• **Task instructions**
Repeat every entry word for word, skipping the pictures.

[START Record list]

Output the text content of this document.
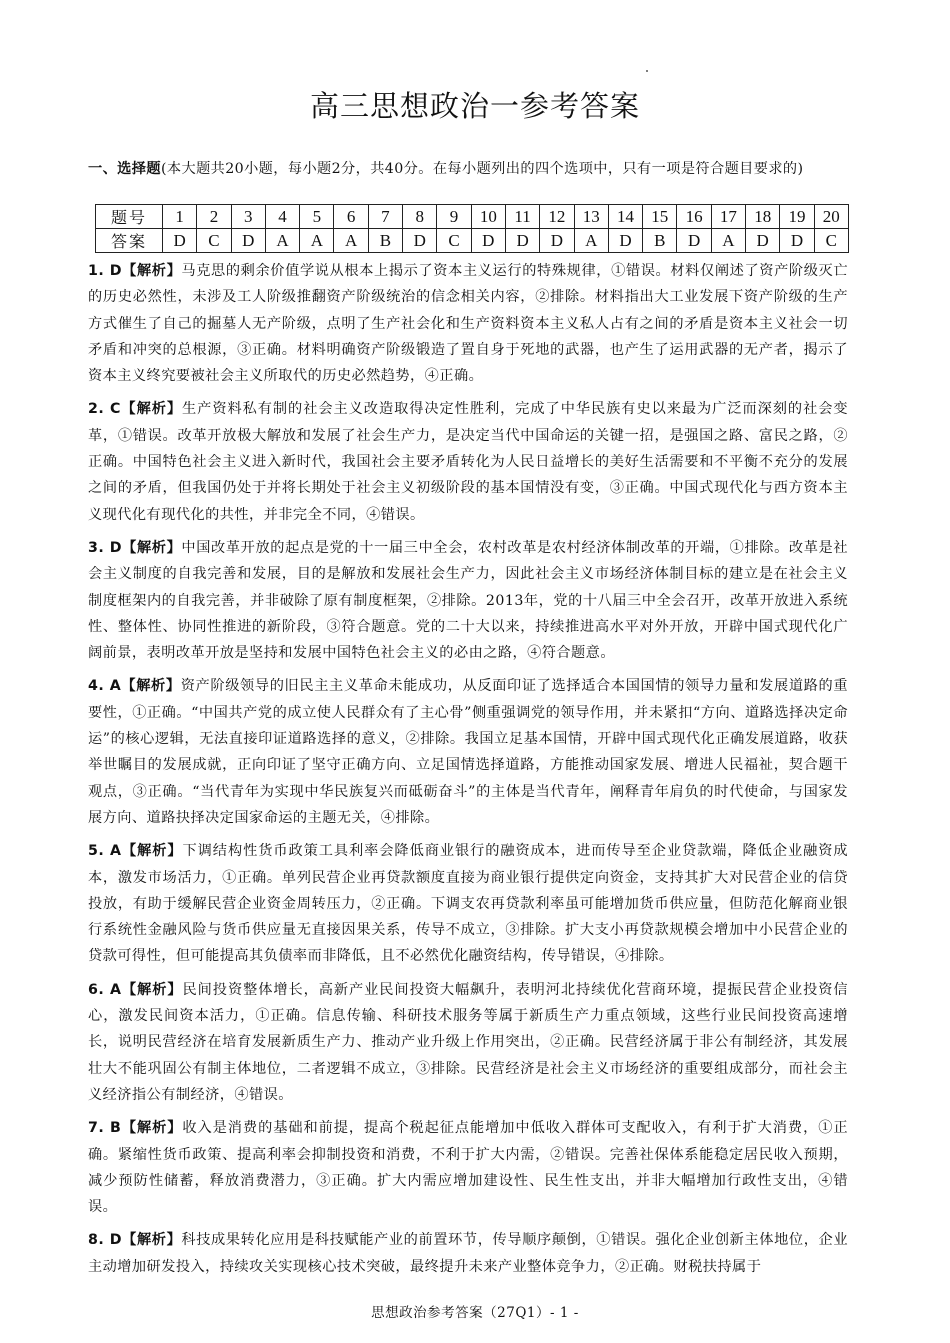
高三思想政治一参考答案
一、选择题(本大题共20小题，每小题2分，共40分。在每小题列出的四个选项中，只有一项是符合题目要求的)
题号	1	2	3	4	5	6	7	8	9	10	11	12	13	14	15	16	17	18	19	20
答案	D	C	D	A	A	A	B	D	C	D	D	D	A	D	B	D	A	D	D	C
1. D【解析】马克思的剩余价值学说从根本上揭示了资本主义运行的特殊规律，①错误。材料仅阐述了资产阶级灭亡的历史必然性，未涉及工人阶级推翻资产阶级统治的信念相关内容，②排除。材料指出大工业发展下资产阶级的生产方式催生了自己的掘墓人无产阶级，点明了生产社会化和生产资料资本主义私人占有之间的矛盾是资本主义社会一切矛盾和冲突的总根源，③正确。材料明确资产阶级锻造了置自身于死地的武器，也产生了运用武器的无产者，揭示了资本主义终究要被社会主义所取代的历史必然趋势，④正确。
2. C【解析】生产资料私有制的社会主义改造取得决定性胜利，完成了中华民族有史以来最为广泛而深刻的社会变革，①错误。改革开放极大解放和发展了社会生产力，是决定当代中国命运的关键一招，是强国之路、富民之路，②正确。中国特色社会主义进入新时代，我国社会主要矛盾转化为人民日益增长的美好生活需要和不平衡不充分的发展之间的矛盾，但我国仍处于并将长期处于社会主义初级阶段的基本国情没有变，③正确。中国式现代化与西方资本主义现代化有现代化的共性，并非完全不同，④错误。
3. D【解析】中国改革开放的起点是党的十一届三中全会，农村改革是农村经济体制改革的开端，①排除。改革是社会主义制度的自我完善和发展，目的是解放和发展社会生产力，因此社会主义市场经济体制目标的建立是在社会主义制度框架内的自我完善，并非破除了原有制度框架，②排除。2013年，党的十八届三中全会召开，改革开放进入系统性、整体性、协同性推进的新阶段，③符合题意。党的二十大以来，持续推进高水平对外开放，开辟中国式现代化广阔前景，表明改革开放是坚持和发展中国特色社会主义的必由之路，④符合题意。
4. A【解析】资产阶级领导的旧民主主义革命未能成功，从反面印证了选择适合本国国情的领导力量和发展道路的重要性，①正确。“中国共产党的成立使人民群众有了主心骨”侧重强调党的领导作用，并未紧扣“方向、道路选择决定命运”的核心逻辑，无法直接印证道路选择的意义，②排除。我国立足基本国情，开辟中国式现代化正确发展道路，收获举世瞩目的发展成就，正向印证了坚守正确方向、立足国情选择道路，方能推动国家发展、增进人民福祉，契合题干观点，③正确。“当代青年为实现中华民族复兴而砥砺奋斗”的主体是当代青年，阐释青年肩负的时代使命，与国家发展方向、道路抉择决定国家命运的主题无关，④排除。
5. A【解析】下调结构性货币政策工具利率会降低商业银行的融资成本，进而传导至企业贷款端，降低企业融资成本，激发市场活力，①正确。单列民营企业再贷款额度直接为商业银行提供定向资金，支持其扩大对民营企业的信贷投放，有助于缓解民营企业资金周转压力，②正确。下调支农再贷款利率虽可能增加货币供应量，但防范化解商业银行系统性金融风险与货币供应量无直接因果关系，传导不成立，③排除。扩大支小再贷款规模会增加中小民营企业的贷款可得性，但可能提高其负债率而非降低，且不必然优化融资结构，传导错误，④排除。
6. A【解析】民间投资整体增长，高新产业民间投资大幅飙升，表明河北持续优化营商环境，提振民营企业投资信心，激发民间资本活力，①正确。信息传输、科研技术服务等属于新质生产力重点领域，这些行业民间投资高速增长，说明民营经济在培育发展新质生产力、推动产业升级上作用突出，②正确。民营经济属于非公有制经济，其发展壮大不能巩固公有制主体地位，二者逻辑不成立，③排除。民营经济是社会主义市场经济的重要组成部分，而社会主义经济指公有制经济，④错误。
7. B【解析】收入是消费的基础和前提，提高个税起征点能增加中低收入群体可支配收入，有利于扩大消费，①正确。紧缩性货币政策、提高利率会抑制投资和消费，不利于扩大内需，②错误。完善社保体系能稳定居民收入预期，减少预防性储蓄，释放消费潜力，③正确。扩大内需应增加建设性、民生性支出，并非大幅增加行政性支出，④错误。
8. D【解析】科技成果转化应用是科技赋能产业的前置环节，传导顺序颠倒，①错误。强化企业创新主体地位，企业主动增加研发投入，持续攻关实现核心技术突破，最终提升未来产业整体竞争力，②正确。财税扶持属于
思想政治参考答案（27Q1）- 1 -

[END Record list]

• **Reply**
Output the text content of this document.
高三思想政治一参考答案
一、选择题(本大题共20小题，每小题2分，共40分。在每小题列出的四个选项中，只有一项是符合题目要求的)
题号	1	2	3	4	5	6	7	8	9	10	11	12	13	14	15	16	17	18	19	20
答案	D	C	D	A	A	A	B	D	C	D	D	D	A	D	B	D	A	D	D	C
1. D【解析】马克思的剩余价值学说从根本上揭示了资本主义运行的特殊规律，①错误。材料仅阐述了资产阶级灭亡的历史必然性，未涉及工人阶级推翻资产阶级统治的信念相关内容，②排除。材料指出大工业发展下资产阶级的生产方式催生了自己的掘墓人无产阶级，点明了生产社会化和生产资料资本主义私人占有之间的矛盾是资本主义社会一切矛盾和冲突的总根源，③正确。材料明确资产阶级锻造了置自身于死地的武器，也产生了运用武器的无产者，揭示了资本主义终究要被社会主义所取代的历史必然趋势，④正确。
2. C【解析】生产资料私有制的社会主义改造取得决定性胜利，完成了中华民族有史以来最为广泛而深刻的社会变革，①错误。改革开放极大解放和发展了社会生产力，是决定当代中国命运的关键一招，是强国之路、富民之路，②正确。中国特色社会主义进入新时代，我国社会主要矛盾转化为人民日益增长的美好生活需要和不平衡不充分的发展之间的矛盾，但我国仍处于并将长期处于社会主义初级阶段的基本国情没有变，③正确。中国式现代化与西方资本主义现代化有现代化的共性，并非完全不同，④错误。
3. D【解析】中国改革开放的起点是党的十一届三中全会，农村改革是农村经济体制改革的开端，①排除。改革是社会主义制度的自我完善和发展，目的是解放和发展社会生产力，因此社会主义市场经济体制目标的建立是在社会主义制度框架内的自我完善，并非破除了原有制度框架，②排除。2013年，党的十八届三中全会召开，改革开放进入系统性、整体性、协同性推进的新阶段，③符合题意。党的二十大以来，持续推进高水平对外开放，开辟中国式现代化广阔前景，表明改革开放是坚持和发展中国特色社会主义的必由之路，④符合题意。
4. A【解析】资产阶级领导的旧民主主义革命未能成功，从反面印证了选择适合本国国情的领导力量和发展道路的重要性，①正确。“中国共产党的成立使人民群众有了主心骨”侧重强调党的领导作用，并未紧扣“方向、道路选择决定命运”的核心逻辑，无法直接印证道路选择的意义，②排除。我国立足基本国情，开辟中国式现代化正确发展道路，收获举世瞩目的发展成就，正向印证了坚守正确方向、立足国情选择道路，方能推动国家发展、增进人民福祉，契合题干观点，③正确。“当代青年为实现中华民族复兴而砥砺奋斗”的主体是当代青年，阐释青年肩负的时代使命，与国家发展方向、道路抉择决定国家命运的主题无关，④排除。
5. A【解析】下调结构性货币政策工具利率会降低商业银行的融资成本，进而传导至企业贷款端，降低企业融资成本，激发市场活力，①正确。单列民营企业再贷款额度直接为商业银行提供定向资金，支持其扩大对民营企业的信贷投放，有助于缓解民营企业资金周转压力，②正确。下调支农再贷款利率虽可能增加货币供应量，但防范化解商业银行系统性金融风险与货币供应量无直接因果关系，传导不成立，③排除。扩大支小再贷款规模会增加中小民营企业的贷款可得性，但可能提高其负债率而非降低，且不必然优化融资结构，传导错误，④排除。
6. A【解析】民间投资整体增长，高新产业民间投资大幅飙升，表明河北持续优化营商环境，提振民营企业投资信心，激发民间资本活力，①正确。信息传输、科研技术服务等属于新质生产力重点领域，这些行业民间投资高速增长，说明民营经济在培育发展新质生产力、推动产业升级上作用突出，②正确。民营经济属于非公有制经济，其发展壮大不能巩固公有制主体地位，二者逻辑不成立，③排除。民营经济是社会主义市场经济的重要组成部分，而社会主义经济指公有制经济，④错误。
7. B【解析】收入是消费的基础和前提，提高个税起征点能增加中低收入群体可支配收入，有利于扩大消费，①正确。紧缩性货币政策、提高利率会抑制投资和消费，不利于扩大内需，②错误。完善社保体系能稳定居民收入预期，减少预防性储蓄，释放消费潜力，③正确。扩大内需应增加建设性、民生性支出，并非大幅增加行政性支出，④错误。
8. D【解析】科技成果转化应用是科技赋能产业的前置环节，传导顺序颠倒，①错误。强化企业创新主体地位，企业主动增加研发投入，持续攻关实现核心技术突破，最终提升未来产业整体竞争力，②正确。财税扶持属于
思想政治参考答案（27Q1）- 1 -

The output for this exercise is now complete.